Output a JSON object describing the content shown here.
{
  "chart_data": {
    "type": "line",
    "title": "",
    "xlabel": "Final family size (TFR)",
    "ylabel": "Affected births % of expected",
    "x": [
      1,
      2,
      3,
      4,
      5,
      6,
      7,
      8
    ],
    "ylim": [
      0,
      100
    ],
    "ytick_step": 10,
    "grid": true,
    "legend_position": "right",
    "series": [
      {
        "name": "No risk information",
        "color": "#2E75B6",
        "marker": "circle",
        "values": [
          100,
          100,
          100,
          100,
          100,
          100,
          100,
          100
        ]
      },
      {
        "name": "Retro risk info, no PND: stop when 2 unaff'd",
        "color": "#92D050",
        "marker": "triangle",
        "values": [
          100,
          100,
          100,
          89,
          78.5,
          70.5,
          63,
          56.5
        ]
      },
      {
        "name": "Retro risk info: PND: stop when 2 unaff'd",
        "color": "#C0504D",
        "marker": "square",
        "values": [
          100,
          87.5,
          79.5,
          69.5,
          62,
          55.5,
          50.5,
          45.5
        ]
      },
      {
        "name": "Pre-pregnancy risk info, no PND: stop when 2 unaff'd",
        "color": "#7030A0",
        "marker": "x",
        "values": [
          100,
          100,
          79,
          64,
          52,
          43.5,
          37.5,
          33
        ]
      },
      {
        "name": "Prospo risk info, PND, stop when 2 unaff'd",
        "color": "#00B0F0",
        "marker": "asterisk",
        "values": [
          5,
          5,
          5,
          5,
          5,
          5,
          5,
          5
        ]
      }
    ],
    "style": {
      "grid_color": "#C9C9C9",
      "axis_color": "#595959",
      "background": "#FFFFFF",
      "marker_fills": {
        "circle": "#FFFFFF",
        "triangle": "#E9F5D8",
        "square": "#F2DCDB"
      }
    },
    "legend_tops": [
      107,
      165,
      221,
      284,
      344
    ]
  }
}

==

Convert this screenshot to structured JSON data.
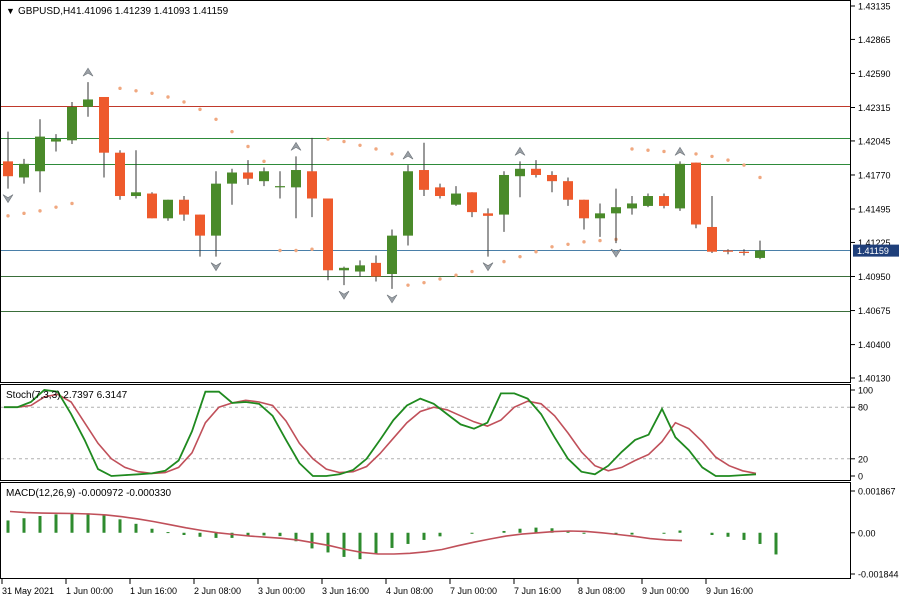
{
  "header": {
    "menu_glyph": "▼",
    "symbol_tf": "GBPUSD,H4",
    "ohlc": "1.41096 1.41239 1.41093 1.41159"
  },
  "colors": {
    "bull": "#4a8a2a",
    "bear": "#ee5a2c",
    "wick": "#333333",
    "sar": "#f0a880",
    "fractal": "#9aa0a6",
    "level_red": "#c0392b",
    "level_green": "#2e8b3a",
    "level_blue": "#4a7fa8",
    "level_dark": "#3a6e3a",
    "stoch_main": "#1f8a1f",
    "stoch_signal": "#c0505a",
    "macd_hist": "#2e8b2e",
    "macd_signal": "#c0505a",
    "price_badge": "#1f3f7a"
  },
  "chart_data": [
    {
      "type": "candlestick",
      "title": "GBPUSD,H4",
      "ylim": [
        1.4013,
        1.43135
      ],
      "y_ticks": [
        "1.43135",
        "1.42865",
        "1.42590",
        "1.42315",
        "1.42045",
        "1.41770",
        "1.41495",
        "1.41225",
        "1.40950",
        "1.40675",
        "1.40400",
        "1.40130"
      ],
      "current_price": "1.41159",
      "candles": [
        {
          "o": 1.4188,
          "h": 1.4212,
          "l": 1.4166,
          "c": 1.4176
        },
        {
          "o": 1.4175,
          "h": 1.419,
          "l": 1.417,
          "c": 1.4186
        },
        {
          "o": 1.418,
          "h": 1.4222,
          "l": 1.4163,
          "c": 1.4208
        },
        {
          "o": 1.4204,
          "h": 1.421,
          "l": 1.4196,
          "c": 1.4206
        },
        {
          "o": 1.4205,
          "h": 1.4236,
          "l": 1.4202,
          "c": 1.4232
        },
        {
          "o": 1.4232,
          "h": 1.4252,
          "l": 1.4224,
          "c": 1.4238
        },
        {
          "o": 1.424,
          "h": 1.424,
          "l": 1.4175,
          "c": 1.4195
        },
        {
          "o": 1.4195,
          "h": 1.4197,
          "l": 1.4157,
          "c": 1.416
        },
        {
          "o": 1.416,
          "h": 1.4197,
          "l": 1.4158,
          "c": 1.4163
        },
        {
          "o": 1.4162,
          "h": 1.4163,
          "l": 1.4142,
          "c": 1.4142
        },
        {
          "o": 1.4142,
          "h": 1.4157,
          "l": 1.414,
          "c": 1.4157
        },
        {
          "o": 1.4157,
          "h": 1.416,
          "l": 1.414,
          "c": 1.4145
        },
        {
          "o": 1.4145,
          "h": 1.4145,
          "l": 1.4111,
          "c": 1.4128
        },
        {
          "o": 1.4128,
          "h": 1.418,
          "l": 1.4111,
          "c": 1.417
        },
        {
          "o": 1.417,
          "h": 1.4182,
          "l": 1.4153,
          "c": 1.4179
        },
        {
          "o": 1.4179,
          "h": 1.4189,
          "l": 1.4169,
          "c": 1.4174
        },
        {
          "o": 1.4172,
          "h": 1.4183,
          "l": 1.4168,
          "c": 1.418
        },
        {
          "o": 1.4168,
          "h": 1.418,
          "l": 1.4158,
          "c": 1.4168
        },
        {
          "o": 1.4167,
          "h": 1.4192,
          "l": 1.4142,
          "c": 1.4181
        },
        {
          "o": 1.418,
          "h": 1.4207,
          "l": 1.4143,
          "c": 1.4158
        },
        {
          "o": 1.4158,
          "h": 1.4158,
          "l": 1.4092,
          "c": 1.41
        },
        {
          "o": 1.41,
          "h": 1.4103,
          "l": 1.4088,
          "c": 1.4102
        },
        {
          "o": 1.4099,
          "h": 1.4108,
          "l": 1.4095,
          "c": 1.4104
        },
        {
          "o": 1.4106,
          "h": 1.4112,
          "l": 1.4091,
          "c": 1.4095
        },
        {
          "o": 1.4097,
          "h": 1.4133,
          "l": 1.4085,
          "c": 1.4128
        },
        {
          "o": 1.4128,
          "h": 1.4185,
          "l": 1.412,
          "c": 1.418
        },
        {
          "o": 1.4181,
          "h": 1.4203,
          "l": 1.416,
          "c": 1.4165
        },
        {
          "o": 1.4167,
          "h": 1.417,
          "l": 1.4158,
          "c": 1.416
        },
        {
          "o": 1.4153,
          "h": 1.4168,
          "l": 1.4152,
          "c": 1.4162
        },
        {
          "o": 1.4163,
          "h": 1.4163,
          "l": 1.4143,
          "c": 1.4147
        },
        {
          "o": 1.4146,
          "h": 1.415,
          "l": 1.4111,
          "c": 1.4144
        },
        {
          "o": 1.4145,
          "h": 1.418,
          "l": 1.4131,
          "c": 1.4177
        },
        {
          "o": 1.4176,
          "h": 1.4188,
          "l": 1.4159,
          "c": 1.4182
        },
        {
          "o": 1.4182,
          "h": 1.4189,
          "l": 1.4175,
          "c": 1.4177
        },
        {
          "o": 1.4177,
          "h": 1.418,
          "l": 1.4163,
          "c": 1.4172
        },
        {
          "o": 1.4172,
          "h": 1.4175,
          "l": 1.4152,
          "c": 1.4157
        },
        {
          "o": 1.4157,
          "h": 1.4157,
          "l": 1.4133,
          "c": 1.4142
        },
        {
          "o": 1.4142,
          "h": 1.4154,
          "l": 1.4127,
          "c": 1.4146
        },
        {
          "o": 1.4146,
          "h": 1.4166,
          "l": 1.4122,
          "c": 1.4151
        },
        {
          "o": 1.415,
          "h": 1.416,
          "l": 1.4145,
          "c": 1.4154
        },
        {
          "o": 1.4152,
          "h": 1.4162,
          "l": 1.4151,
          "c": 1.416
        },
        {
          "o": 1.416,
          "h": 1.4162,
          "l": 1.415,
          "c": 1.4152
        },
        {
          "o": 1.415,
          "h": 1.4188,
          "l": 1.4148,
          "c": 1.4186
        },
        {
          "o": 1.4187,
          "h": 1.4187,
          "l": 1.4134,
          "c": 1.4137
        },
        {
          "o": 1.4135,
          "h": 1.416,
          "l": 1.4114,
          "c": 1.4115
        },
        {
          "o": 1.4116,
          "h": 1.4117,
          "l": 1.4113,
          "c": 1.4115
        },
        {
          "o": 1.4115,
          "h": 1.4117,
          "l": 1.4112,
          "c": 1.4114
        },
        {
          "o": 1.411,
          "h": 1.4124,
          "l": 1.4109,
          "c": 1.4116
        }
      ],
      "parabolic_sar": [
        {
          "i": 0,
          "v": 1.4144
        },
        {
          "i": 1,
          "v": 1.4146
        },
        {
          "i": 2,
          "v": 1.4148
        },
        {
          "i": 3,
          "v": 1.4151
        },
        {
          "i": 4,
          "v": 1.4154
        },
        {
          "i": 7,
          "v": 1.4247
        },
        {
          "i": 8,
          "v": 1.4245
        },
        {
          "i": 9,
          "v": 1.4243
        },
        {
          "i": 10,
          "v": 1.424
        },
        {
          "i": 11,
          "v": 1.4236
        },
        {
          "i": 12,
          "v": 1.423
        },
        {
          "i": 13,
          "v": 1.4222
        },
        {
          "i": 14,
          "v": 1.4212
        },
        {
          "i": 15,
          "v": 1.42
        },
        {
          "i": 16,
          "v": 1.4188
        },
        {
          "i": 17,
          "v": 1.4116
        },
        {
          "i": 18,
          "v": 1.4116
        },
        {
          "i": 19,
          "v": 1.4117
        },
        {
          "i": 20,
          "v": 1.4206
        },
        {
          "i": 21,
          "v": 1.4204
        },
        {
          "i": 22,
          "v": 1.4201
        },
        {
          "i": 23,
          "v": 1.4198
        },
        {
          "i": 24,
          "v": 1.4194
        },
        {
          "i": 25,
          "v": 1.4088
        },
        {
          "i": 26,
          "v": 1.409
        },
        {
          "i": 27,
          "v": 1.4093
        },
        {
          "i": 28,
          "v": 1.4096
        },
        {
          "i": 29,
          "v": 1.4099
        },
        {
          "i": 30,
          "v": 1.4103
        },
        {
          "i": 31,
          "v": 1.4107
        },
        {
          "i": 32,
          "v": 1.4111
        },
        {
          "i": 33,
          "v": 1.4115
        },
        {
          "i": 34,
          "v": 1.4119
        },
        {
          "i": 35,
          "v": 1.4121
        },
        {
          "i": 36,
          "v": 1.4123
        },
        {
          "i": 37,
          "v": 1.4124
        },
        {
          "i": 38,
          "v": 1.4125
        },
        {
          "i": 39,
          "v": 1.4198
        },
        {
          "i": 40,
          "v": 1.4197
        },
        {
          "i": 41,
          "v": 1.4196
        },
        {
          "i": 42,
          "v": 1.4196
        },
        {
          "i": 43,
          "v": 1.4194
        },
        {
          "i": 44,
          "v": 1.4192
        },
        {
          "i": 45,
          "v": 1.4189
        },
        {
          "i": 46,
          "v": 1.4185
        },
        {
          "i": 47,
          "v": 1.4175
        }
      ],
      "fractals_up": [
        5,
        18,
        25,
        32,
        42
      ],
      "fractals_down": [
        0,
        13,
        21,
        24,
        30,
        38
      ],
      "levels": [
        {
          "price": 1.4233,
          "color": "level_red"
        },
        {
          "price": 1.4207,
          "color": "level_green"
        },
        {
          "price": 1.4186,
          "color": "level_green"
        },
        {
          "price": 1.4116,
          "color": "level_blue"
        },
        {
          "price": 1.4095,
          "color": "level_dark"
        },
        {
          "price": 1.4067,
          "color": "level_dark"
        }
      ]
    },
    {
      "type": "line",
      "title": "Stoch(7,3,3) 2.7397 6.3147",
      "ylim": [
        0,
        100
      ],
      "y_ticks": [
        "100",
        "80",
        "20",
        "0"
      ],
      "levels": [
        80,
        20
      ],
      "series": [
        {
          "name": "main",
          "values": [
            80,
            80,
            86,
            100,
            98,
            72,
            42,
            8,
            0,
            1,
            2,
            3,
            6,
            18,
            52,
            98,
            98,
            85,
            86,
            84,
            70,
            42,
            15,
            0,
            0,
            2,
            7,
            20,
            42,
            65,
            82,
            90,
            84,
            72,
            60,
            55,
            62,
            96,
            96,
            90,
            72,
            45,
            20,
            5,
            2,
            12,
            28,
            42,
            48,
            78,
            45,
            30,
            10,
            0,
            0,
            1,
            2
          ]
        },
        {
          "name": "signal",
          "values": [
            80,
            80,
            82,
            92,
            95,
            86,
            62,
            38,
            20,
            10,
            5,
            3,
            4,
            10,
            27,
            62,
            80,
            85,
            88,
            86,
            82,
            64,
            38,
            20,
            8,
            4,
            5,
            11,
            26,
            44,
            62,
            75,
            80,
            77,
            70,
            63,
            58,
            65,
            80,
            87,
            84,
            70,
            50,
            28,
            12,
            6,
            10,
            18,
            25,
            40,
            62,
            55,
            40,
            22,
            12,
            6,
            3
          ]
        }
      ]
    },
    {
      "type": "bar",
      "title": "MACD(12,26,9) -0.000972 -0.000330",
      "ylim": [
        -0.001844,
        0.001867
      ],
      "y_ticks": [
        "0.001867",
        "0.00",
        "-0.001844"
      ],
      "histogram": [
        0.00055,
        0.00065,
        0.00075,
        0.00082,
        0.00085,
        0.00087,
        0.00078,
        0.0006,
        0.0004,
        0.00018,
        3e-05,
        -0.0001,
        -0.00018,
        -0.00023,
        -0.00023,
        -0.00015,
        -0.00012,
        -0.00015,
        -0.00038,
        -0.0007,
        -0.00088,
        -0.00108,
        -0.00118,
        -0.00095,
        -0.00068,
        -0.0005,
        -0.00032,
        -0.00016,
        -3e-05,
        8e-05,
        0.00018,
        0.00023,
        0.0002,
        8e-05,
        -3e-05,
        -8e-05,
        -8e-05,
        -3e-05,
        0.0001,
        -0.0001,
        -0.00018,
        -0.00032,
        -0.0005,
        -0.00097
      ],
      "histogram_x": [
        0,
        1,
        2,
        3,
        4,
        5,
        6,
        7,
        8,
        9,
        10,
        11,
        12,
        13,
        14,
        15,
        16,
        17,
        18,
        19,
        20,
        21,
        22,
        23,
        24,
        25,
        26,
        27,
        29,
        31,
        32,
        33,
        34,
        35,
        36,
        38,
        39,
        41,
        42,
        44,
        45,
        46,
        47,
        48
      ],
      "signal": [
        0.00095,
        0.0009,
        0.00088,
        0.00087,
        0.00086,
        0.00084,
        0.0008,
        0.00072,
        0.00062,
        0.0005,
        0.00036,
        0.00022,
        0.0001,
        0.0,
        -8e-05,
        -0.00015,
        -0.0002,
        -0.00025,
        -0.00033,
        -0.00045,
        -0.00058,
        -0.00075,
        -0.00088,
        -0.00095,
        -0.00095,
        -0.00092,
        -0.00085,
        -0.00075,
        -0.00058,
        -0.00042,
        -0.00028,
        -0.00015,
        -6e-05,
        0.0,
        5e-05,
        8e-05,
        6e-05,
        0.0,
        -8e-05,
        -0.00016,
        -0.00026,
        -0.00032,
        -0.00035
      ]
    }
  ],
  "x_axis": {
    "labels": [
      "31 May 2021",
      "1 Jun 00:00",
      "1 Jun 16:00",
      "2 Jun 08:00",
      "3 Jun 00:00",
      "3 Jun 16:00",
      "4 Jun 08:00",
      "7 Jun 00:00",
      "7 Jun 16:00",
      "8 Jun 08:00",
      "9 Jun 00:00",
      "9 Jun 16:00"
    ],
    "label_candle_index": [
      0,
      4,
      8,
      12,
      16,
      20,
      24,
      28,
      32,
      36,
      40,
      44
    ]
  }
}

---

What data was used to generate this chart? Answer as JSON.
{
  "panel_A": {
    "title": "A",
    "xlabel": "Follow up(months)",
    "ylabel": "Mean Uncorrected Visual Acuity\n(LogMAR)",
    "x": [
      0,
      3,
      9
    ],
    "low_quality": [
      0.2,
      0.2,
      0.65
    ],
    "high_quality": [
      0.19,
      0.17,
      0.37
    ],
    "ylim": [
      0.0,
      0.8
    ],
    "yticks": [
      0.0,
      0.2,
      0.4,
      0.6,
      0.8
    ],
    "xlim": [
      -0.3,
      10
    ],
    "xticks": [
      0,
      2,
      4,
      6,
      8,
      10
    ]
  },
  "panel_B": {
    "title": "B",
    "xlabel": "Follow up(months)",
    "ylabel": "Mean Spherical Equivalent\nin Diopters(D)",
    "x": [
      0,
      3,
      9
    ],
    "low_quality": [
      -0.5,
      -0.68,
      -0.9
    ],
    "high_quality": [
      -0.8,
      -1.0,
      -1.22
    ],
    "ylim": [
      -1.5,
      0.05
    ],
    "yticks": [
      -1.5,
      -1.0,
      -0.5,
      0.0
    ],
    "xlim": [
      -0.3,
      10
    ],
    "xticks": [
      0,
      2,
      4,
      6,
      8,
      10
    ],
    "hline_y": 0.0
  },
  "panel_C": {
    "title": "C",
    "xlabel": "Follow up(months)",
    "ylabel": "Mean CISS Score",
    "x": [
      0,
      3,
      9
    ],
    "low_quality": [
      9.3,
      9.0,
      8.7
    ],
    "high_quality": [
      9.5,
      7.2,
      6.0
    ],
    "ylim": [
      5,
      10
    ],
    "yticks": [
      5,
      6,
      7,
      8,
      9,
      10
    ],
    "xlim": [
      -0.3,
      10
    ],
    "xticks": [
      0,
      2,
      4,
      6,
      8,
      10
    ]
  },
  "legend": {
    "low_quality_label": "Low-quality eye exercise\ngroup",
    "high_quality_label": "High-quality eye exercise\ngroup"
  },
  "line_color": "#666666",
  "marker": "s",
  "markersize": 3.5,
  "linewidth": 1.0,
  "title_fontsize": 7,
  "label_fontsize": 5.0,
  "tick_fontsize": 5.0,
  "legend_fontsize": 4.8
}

Work required
Report how many lines in the records hold the word "ngroup", giving the number and nothing else.

Right answer
2